Start of Data for this task
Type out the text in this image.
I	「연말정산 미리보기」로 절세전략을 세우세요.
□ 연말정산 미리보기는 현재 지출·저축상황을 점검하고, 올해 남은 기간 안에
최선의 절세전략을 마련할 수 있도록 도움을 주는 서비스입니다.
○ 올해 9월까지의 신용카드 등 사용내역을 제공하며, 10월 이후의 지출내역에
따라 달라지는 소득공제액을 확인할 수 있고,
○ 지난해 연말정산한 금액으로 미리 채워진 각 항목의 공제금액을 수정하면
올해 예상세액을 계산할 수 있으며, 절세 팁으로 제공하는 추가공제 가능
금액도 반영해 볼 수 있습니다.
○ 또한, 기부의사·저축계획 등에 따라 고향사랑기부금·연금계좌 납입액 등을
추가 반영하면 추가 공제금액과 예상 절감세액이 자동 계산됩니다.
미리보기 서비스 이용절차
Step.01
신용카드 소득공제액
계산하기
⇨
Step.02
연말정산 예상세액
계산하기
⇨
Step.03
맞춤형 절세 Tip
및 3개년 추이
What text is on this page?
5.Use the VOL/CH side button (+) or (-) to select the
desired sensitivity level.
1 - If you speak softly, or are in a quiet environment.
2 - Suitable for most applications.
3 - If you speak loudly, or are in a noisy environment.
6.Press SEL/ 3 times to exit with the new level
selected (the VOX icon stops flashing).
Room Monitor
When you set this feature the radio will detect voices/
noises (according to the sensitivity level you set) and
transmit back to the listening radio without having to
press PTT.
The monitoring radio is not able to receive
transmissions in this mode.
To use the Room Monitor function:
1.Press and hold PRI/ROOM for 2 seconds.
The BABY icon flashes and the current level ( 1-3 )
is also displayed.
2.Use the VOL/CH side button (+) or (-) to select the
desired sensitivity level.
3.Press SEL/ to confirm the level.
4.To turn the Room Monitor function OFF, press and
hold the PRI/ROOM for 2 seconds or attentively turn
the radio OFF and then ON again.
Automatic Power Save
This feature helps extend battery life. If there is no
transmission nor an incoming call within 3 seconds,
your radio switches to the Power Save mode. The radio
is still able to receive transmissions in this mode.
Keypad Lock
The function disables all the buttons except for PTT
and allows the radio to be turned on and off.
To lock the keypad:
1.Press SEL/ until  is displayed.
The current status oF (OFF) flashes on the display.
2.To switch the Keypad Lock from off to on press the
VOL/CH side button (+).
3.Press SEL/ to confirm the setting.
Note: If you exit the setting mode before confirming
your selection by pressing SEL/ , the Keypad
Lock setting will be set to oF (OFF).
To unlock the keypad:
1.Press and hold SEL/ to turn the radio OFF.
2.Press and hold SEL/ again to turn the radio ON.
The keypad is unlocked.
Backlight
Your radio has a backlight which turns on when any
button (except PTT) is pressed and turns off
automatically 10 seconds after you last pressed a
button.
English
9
End of Data for this task
Check the data for the word "turns" and pull out the lines that have it.

● Worked answer
Your radio has a backlight which turns on when any
button (except PTT) is pressed and turns off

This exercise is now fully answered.